**What the task asks**
Look through the data below and report how many lines include "International". Only the number should be given.
┌────────
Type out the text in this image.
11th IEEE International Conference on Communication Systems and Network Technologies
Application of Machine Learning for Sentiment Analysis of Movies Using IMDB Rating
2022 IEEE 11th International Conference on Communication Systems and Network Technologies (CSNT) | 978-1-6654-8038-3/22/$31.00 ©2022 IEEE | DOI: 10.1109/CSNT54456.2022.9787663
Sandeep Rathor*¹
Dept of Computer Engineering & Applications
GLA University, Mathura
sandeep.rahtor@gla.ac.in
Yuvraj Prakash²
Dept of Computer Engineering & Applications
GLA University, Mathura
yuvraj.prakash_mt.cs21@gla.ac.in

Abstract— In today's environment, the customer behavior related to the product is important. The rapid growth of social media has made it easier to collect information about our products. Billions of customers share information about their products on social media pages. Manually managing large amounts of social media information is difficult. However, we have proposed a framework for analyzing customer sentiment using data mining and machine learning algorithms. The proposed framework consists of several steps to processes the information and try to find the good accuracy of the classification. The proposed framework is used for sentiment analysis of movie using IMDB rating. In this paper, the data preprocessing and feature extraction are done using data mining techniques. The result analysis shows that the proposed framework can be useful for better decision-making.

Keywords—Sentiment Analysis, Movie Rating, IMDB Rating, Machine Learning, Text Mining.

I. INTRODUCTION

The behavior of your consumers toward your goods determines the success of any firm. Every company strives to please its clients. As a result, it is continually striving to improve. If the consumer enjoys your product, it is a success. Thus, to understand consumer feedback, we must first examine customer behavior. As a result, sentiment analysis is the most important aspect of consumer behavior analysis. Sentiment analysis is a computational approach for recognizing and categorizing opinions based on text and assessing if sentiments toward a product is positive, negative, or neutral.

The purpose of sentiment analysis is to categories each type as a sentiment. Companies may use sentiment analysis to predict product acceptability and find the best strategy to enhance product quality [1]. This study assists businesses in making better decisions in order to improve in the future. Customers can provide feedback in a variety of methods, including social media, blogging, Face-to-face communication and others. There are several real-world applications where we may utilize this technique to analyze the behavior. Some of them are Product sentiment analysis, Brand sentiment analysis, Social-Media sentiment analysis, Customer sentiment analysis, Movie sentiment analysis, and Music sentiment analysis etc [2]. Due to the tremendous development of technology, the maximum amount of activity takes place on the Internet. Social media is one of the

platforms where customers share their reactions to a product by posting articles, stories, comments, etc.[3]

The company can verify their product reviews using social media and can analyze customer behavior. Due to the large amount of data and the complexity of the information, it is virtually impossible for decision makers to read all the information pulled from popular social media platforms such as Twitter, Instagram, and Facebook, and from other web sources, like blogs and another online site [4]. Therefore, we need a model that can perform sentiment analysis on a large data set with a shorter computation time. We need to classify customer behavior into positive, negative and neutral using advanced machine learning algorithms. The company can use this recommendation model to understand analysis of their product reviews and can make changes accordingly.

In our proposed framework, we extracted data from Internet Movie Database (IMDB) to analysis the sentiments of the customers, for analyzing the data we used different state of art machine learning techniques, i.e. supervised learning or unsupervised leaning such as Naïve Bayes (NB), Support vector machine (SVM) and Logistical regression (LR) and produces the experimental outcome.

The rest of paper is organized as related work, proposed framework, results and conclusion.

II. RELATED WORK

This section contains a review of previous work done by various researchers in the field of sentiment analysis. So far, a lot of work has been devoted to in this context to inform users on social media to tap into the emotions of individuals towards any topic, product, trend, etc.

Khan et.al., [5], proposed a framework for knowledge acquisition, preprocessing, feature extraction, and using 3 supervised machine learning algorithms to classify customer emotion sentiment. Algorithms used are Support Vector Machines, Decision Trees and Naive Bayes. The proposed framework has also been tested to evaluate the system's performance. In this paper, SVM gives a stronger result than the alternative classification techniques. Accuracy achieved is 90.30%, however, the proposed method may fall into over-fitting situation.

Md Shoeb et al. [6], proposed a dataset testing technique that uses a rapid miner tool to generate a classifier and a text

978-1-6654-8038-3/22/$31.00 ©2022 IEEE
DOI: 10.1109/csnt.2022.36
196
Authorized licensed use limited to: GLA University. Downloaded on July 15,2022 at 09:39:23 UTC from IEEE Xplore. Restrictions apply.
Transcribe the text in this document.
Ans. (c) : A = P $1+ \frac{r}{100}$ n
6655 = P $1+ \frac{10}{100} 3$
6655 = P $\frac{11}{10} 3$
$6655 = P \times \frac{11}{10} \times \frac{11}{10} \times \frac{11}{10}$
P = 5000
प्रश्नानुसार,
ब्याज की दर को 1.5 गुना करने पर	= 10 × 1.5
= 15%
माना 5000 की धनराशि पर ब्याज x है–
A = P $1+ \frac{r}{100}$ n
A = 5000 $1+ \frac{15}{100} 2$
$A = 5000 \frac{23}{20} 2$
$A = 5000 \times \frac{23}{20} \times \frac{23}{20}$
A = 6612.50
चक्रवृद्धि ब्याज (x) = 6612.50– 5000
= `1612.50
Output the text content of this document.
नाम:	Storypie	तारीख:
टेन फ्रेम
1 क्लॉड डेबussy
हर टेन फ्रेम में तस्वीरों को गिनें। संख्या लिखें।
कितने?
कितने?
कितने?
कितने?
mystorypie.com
└────────
**Task result**
2